▸ GOAL OF THE EXERCISE
Write out the data below exactly as given, without any of its pictures.

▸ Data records
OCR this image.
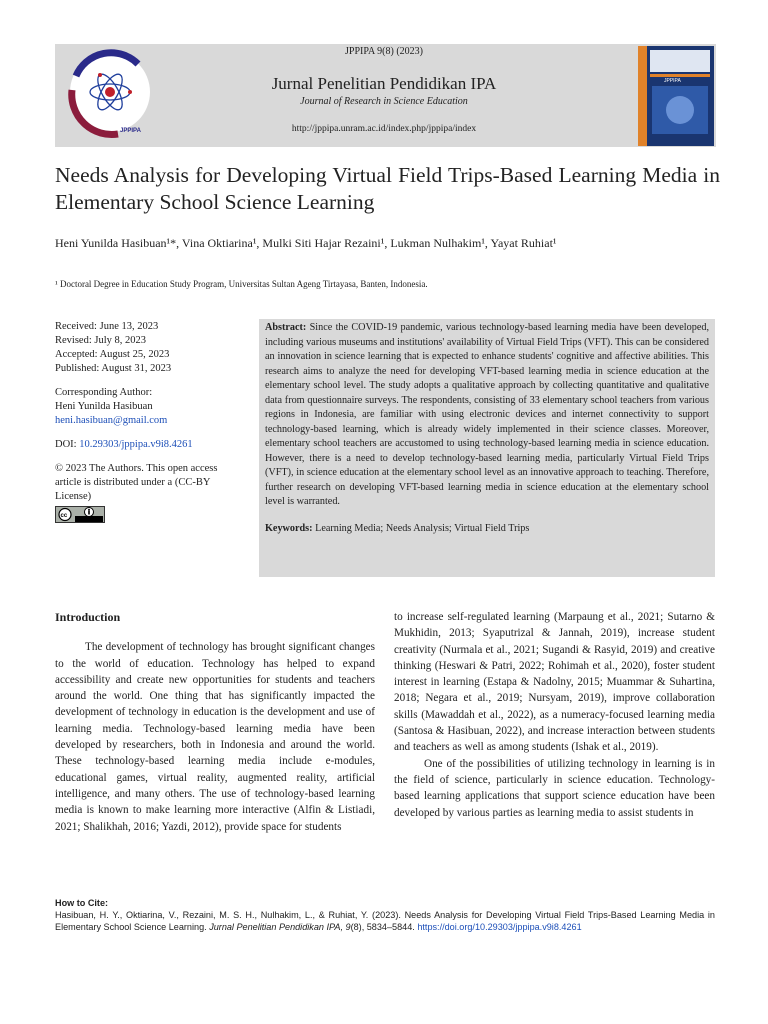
JPPIPA
JPPIPA 9(8) (2023)
Jurnal Penelitian Pendidikan IPA
Journal of Research in Science Education
http://jppipa.unram.ac.id/index.php/jppipa/index
JPPIPA
Needs Analysis for Developing Virtual Field Trips-Based Learning Media in Elementary School Science Learning
Heni Yunilda Hasibuan¹*, Vina Oktiarina¹, Mulki Siti Hajar Rezaini¹, Lukman Nulhakim¹, Yayat Ruhiat¹
¹ Doctoral Degree in Education Study Program, Universitas Sultan Ageng Tirtayasa, Banten, Indonesia.
Received: June 13, 2023
Revised: July 8, 2023
Accepted: August 25, 2023
Published: August 31, 2023
Corresponding Author:
Heni Yunilda Hasibuan
heni.hasibuan@gmail.com
DOI: 10.29303/jppipa.v9i8.4261
© 2023 The Authors. This open access article is distributed under a (CC-BY License)
cc
Abstract: Since the COVID-19 pandemic, various technology-based learning media have been developed, including various museums and institutions' availability of Virtual Field Trips (VFT). This can be considered an innovation in science learning that is expected to enhance students' cognitive and affective abilities. This research aims to analyze the need for developing VFT-based learning media in science education at the elementary school level. The study adopts a qualitative approach by collecting quantitative and qualitative data from questionnaire surveys. The respondents, consisting of 33 elementary school teachers from various regions in Indonesia, are familiar with using electronic devices and internet connectivity to support technology-based learning, which is already widely implemented in their science classes. Moreover, elementary school teachers are accustomed to using technology-based learning media in science education. However, there is a need to develop technology-based learning media, particularly Virtual Field Trips (VFT), in science education at the elementary school level as an innovative approach to teaching. Therefore, further research on developing VFT-based learning media in science education at the elementary school level is warranted.
Keywords: Learning Media; Needs Analysis; Virtual Field Trips
Introduction

The development of technology has brought significant changes to the world of education. Technology has helped to expand accessibility and create new opportunities for students and teachers around the world. One thing that has significantly impacted the development of technology in education is the development and use of learning media. Technology-based learning media have been developed by researchers, both in Indonesia and around the world. These technology-based learning media include e-modules, educational games, virtual reality, augmented reality, artificial intelligence, and many others. The use of technology-based learning media is known to make learning more interactive (Alfin & Listiadi, 2021; Shalikhah, 2016; Yazdi, 2012), provide space for students

to increase self-regulated learning (Marpaung et al., 2021; Sutarno & Mukhidin, 2013; Syaputrizal & Jannah, 2019), increase student creativity (Nurmala et al., 2021; Sugandi & Rasyid, 2019) and creative thinking (Heswari & Patri, 2022; Rohimah et al., 2020), foster student interest in learning (Estapa & Nadolny, 2015; Muammar & Suhartina, 2018; Negara et al., 2019; Nursyam, 2019), improve collaboration skills (Mawaddah et al., 2022), as a numeracy-focused learning media (Santosa & Hasibuan, 2022), and increase interaction between students and teachers as well as among students (Ishak et al., 2019).

One of the possibilities of utilizing technology in learning is in the field of science, particularly in science education. Technology-based learning applications that support science education have been developed by various parties as learning media to assist students in

How to Cite:
Hasibuan, H. Y., Oktiarina, V., Rezaini, M. S. H., Nulhakim, L., & Ruhiat, Y. (2023). Needs Analysis for Developing Virtual Field Trips-Based Learning Media in Elementary School Science Learning. Jurnal Penelitian Pendidikan IPA, 9(8), 5834–5844. https://doi.org/10.29303/jppipa.v9i8.4261
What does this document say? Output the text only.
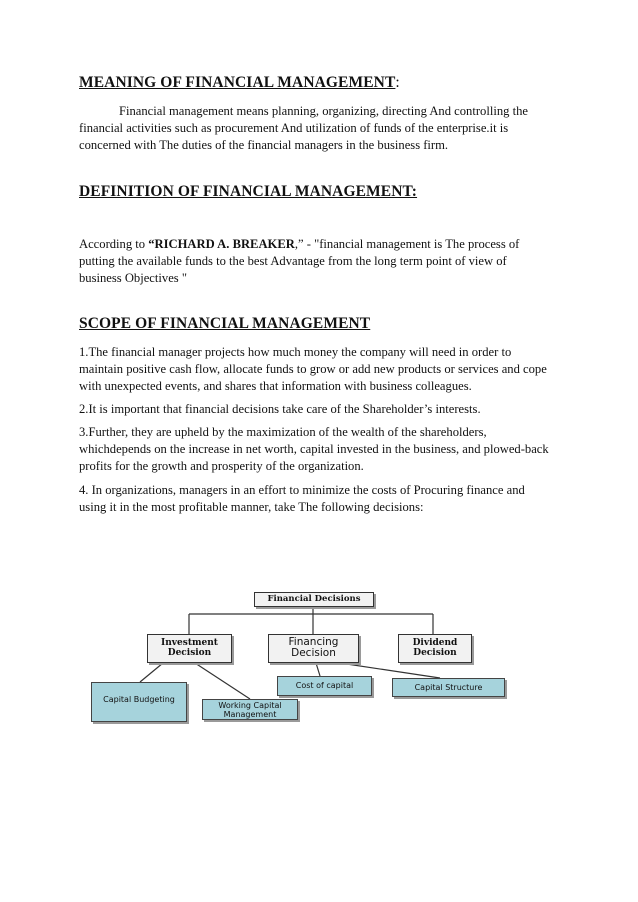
MEANING OF FINANCIAL MANAGEMENT:

Financial management means planning, organizing, directing And controlling the
financial activities such as procurement And utilization of funds of the enterprise.it is
concerned with The duties of the financial managers in the business firm.

DEFINITION OF FINANCIAL MANAGEMENT:

According to “RICHARD A. BREAKER,” - "financial management is The process of
putting the available funds to the best Advantage from the long term point of view of
business Objectives "

SCOPE OF FINANCIAL MANAGEMENT

1.The financial manager projects how much money the company will need in order to
maintain positive cash flow, allocate funds to grow or add new products or services and cope
with unexpected events, and shares that information with business colleagues.

2.It is important that financial decisions take care of the Shareholder’s interests.

3.Further, they are upheld by the maximization of the wealth of the shareholders,
whichdepends on the increase in net worth, capital invested in the business, and plowed-back
profits for the growth and prosperity of the organization.

4. In organizations, managers in an effort to minimize the costs of Procuring finance and
using it in the most profitable manner, take The following decisions:

Financial Decisions
Investment
Decision
Financing
Decision
Dividend
Decision
Capital Budgeting
Working Capital
Management
Cost of capital	Capital Structure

▸ FINISHED TASK
OCR this image.
JPPIPA
JPPIPA 9(8) (2023)
Jurnal Penelitian Pendidikan IPA
Journal of Research in Science Education
http://jppipa.unram.ac.id/index.php/jppipa/index
JPPIPA
Needs Analysis for Developing Virtual Field Trips-Based Learning Media in Elementary School Science Learning
Heni Yunilda Hasibuan¹*, Vina Oktiarina¹, Mulki Siti Hajar Rezaini¹, Lukman Nulhakim¹, Yayat Ruhiat¹
¹ Doctoral Degree in Education Study Program, Universitas Sultan Ageng Tirtayasa, Banten, Indonesia.
Received: June 13, 2023
Revised: July 8, 2023
Accepted: August 25, 2023
Published: August 31, 2023
Corresponding Author:
Heni Yunilda Hasibuan
heni.hasibuan@gmail.com
DOI: 10.29303/jppipa.v9i8.4261
© 2023 The Authors. This open access article is distributed under a (CC-BY License)
cc
Abstract: Since the COVID-19 pandemic, various technology-based learning media have been developed, including various museums and institutions' availability of Virtual Field Trips (VFT). This can be considered an innovation in science learning that is expected to enhance students' cognitive and affective abilities. This research aims to analyze the need for developing VFT-based learning media in science education at the elementary school level. The study adopts a qualitative approach by collecting quantitative and qualitative data from questionnaire surveys. The respondents, consisting of 33 elementary school teachers from various regions in Indonesia, are familiar with using electronic devices and internet connectivity to support technology-based learning, which is already widely implemented in their science classes. Moreover, elementary school teachers are accustomed to using technology-based learning media in science education. However, there is a need to develop technology-based learning media, particularly Virtual Field Trips (VFT), in science education at the elementary school level as an innovative approach to teaching. Therefore, further research on developing VFT-based learning media in science education at the elementary school level is warranted.
Keywords: Learning Media; Needs Analysis; Virtual Field Trips
Introduction

The development of technology has brought significant changes to the world of education. Technology has helped to expand accessibility and create new opportunities for students and teachers around the world. One thing that has significantly impacted the development of technology in education is the development and use of learning media. Technology-based learning media have been developed by researchers, both in Indonesia and around the world. These technology-based learning media include e-modules, educational games, virtual reality, augmented reality, artificial intelligence, and many others. The use of technology-based learning media is known to make learning more interactive (Alfin & Listiadi, 2021; Shalikhah, 2016; Yazdi, 2012), provide space for students

to increase self-regulated learning (Marpaung et al., 2021; Sutarno & Mukhidin, 2013; Syaputrizal & Jannah, 2019), increase student creativity (Nurmala et al., 2021; Sugandi & Rasyid, 2019) and creative thinking (Heswari & Patri, 2022; Rohimah et al., 2020), foster student interest in learning (Estapa & Nadolny, 2015; Muammar & Suhartina, 2018; Negara et al., 2019; Nursyam, 2019), improve collaboration skills (Mawaddah et al., 2022), as a numeracy-focused learning media (Santosa & Hasibuan, 2022), and increase interaction between students and teachers as well as among students (Ishak et al., 2019).

One of the possibilities of utilizing technology in learning is in the field of science, particularly in science education. Technology-based learning applications that support science education have been developed by various parties as learning media to assist students in

How to Cite:
Hasibuan, H. Y., Oktiarina, V., Rezaini, M. S. H., Nulhakim, L., & Ruhiat, Y. (2023). Needs Analysis for Developing Virtual Field Trips-Based Learning Media in Elementary School Science Learning. Jurnal Penelitian Pendidikan IPA, 9(8), 5834–5844. https://doi.org/10.29303/jppipa.v9i8.4261
What does this document say? Output the text only.
MEANING OF FINANCIAL MANAGEMENT:

Financial management means planning, organizing, directing And controlling the
financial activities such as procurement And utilization of funds of the enterprise.it is
concerned with The duties of the financial managers in the business firm.

DEFINITION OF FINANCIAL MANAGEMENT:

According to “RICHARD A. BREAKER,” - "financial management is The process of
putting the available funds to the best Advantage from the long term point of view of
business Objectives "

SCOPE OF FINANCIAL MANAGEMENT

1.The financial manager projects how much money the company will need in order to
maintain positive cash flow, allocate funds to grow or add new products or services and cope
with unexpected events, and shares that information with business colleagues.

2.It is important that financial decisions take care of the Shareholder’s interests.

3.Further, they are upheld by the maximization of the wealth of the shareholders,
whichdepends on the increase in net worth, capital invested in the business, and plowed-back
profits for the growth and prosperity of the organization.

4. In organizations, managers in an effort to minimize the costs of Procuring finance and
using it in the most profitable manner, take The following decisions:

Financial Decisions
Investment
Decision
Financing
Decision
Dividend
Decision
Capital Budgeting
Working Capital
Management
Cost of capital	Capital Structure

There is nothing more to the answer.